◆ EXERCISE REQUIREMENTS:
Read through the data and count the lines that contain the string "stage"; give only the result.

◆ SUPPLIED INFORMATION:
╔══

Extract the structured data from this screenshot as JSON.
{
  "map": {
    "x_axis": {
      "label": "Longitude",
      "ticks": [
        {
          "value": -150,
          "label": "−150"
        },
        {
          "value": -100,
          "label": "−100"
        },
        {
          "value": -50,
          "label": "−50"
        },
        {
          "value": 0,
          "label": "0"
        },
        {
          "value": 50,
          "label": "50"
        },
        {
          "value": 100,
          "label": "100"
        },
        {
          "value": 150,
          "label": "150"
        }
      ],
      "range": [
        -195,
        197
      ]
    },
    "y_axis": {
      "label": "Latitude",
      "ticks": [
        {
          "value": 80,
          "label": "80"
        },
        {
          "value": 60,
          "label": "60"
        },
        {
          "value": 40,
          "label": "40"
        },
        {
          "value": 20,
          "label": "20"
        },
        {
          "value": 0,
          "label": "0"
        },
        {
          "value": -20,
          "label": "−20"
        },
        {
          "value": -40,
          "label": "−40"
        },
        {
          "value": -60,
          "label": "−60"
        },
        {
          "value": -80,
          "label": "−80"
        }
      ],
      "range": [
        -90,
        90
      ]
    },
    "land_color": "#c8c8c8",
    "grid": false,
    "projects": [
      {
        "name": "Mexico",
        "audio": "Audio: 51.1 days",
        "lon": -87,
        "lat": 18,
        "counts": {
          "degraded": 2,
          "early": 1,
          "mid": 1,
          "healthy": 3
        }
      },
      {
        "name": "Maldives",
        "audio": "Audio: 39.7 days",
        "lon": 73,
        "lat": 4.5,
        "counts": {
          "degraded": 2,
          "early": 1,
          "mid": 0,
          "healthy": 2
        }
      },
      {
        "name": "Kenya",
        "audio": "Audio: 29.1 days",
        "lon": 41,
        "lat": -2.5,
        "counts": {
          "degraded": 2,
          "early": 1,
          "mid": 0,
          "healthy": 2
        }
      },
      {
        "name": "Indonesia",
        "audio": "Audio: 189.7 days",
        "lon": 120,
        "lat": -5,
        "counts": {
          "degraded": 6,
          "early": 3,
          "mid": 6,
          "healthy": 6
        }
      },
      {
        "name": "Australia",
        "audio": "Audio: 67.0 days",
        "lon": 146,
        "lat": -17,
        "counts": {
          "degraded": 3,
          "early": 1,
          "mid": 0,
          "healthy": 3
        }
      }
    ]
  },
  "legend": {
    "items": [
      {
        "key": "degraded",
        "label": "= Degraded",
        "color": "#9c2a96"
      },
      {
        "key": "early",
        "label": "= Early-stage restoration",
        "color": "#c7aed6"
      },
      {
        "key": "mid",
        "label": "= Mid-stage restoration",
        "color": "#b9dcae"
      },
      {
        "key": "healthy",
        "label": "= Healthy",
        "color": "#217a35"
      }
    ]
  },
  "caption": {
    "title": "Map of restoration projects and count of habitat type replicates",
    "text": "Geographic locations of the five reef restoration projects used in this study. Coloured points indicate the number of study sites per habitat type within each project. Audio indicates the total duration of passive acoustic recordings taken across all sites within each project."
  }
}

╚══

◆ TASK OUTPUT:
2